→ **Exercise requirements**:
From the listing that follows, extract every line and set it down unaltered.

→ **Extracted information**:

▼

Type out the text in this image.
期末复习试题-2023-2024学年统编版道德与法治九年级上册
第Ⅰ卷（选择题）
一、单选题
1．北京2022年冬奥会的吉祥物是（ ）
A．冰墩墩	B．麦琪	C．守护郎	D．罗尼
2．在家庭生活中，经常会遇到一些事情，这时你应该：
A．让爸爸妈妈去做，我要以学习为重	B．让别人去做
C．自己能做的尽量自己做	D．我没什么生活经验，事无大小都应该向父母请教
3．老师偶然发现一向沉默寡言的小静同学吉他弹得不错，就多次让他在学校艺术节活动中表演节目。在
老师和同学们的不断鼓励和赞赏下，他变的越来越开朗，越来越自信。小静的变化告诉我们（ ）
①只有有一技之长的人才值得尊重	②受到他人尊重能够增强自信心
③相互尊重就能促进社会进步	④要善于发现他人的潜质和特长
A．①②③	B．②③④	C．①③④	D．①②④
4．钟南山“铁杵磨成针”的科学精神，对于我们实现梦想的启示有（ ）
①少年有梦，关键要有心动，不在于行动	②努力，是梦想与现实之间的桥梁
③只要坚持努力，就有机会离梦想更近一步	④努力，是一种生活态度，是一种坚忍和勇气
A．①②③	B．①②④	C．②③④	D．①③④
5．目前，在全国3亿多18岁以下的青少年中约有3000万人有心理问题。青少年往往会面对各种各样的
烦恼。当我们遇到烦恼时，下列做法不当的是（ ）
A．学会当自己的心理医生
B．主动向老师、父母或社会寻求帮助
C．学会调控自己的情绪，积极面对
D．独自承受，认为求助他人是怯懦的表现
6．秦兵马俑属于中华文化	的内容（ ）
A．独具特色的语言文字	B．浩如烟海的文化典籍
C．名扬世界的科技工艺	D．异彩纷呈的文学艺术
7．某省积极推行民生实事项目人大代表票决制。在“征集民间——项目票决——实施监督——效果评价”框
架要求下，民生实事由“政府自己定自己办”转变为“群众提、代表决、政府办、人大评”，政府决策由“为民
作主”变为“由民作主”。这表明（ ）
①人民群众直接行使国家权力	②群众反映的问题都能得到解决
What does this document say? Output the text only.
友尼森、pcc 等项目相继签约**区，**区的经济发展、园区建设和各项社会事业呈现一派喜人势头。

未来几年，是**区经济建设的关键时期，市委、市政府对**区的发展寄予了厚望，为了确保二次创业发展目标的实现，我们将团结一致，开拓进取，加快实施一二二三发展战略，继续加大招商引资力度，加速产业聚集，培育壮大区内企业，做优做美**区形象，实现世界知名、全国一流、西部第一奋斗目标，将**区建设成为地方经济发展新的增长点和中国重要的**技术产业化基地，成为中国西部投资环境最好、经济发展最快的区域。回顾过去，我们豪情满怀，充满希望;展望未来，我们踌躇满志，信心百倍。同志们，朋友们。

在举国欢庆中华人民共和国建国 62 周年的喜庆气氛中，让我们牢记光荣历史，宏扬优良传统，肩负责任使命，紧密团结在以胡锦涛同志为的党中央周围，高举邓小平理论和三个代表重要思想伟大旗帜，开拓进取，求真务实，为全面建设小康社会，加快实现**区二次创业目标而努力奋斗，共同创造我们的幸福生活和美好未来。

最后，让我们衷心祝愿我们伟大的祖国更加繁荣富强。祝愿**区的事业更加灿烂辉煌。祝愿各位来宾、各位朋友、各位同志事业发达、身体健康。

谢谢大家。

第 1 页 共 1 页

▲

→ **Finished exercise**:
Type out the text in this image.
期末复习试题-2023-2024学年统编版道德与法治九年级上册
第Ⅰ卷（选择题）
一、单选题
1．北京2022年冬奥会的吉祥物是（ ）
A．冰墩墩	B．麦琪	C．守护郎	D．罗尼
2．在家庭生活中，经常会遇到一些事情，这时你应该：
A．让爸爸妈妈去做，我要以学习为重	B．让别人去做
C．自己能做的尽量自己做	D．我没什么生活经验，事无大小都应该向父母请教
3．老师偶然发现一向沉默寡言的小静同学吉他弹得不错，就多次让他在学校艺术节活动中表演节目。在
老师和同学们的不断鼓励和赞赏下，他变的越来越开朗，越来越自信。小静的变化告诉我们（ ）
①只有有一技之长的人才值得尊重	②受到他人尊重能够增强自信心
③相互尊重就能促进社会进步	④要善于发现他人的潜质和特长
A．①②③	B．②③④	C．①③④	D．①②④
4．钟南山“铁杵磨成针”的科学精神，对于我们实现梦想的启示有（ ）
①少年有梦，关键要有心动，不在于行动	②努力，是梦想与现实之间的桥梁
③只要坚持努力，就有机会离梦想更近一步	④努力，是一种生活态度，是一种坚忍和勇气
A．①②③	B．①②④	C．②③④	D．①③④
5．目前，在全国3亿多18岁以下的青少年中约有3000万人有心理问题。青少年往往会面对各种各样的
烦恼。当我们遇到烦恼时，下列做法不当的是（ ）
A．学会当自己的心理医生
B．主动向老师、父母或社会寻求帮助
C．学会调控自己的情绪，积极面对
D．独自承受，认为求助他人是怯懦的表现
6．秦兵马俑属于中华文化	的内容（ ）
A．独具特色的语言文字	B．浩如烟海的文化典籍
C．名扬世界的科技工艺	D．异彩纷呈的文学艺术
7．某省积极推行民生实事项目人大代表票决制。在“征集民间——项目票决——实施监督——效果评价”框
架要求下，民生实事由“政府自己定自己办”转变为“群众提、代表决、政府办、人大评”，政府决策由“为民
作主”变为“由民作主”。这表明（ ）
①人民群众直接行使国家权力	②群众反映的问题都能得到解决
What does this document say? Output the text only.
友尼森、pcc 等项目相继签约**区，**区的经济发展、园区建设和各项社会事业呈现一派喜人势头。

未来几年，是**区经济建设的关键时期，市委、市政府对**区的发展寄予了厚望，为了确保二次创业发展目标的实现，我们将团结一致，开拓进取，加快实施一二二三发展战略，继续加大招商引资力度，加速产业聚集，培育壮大区内企业，做优做美**区形象，实现世界知名、全国一流、西部第一奋斗目标，将**区建设成为地方经济发展新的增长点和中国重要的**技术产业化基地，成为中国西部投资环境最好、经济发展最快的区域。回顾过去，我们豪情满怀，充满希望;展望未来，我们踌躇满志，信心百倍。同志们，朋友们。

在举国欢庆中华人民共和国建国 62 周年的喜庆气氛中，让我们牢记光荣历史，宏扬优良传统，肩负责任使命，紧密团结在以胡锦涛同志为的党中央周围，高举邓小平理论和三个代表重要思想伟大旗帜，开拓进取，求真务实，为全面建设小康社会，加快实现**区二次创业目标而努力奋斗，共同创造我们的幸福生活和美好未来。

最后，让我们衷心祝愿我们伟大的祖国更加繁荣富强。祝愿**区的事业更加灿烂辉煌。祝愿各位来宾、各位朋友、各位同志事业发达、身体健康。

谢谢大家。

第 1 页 共 1 页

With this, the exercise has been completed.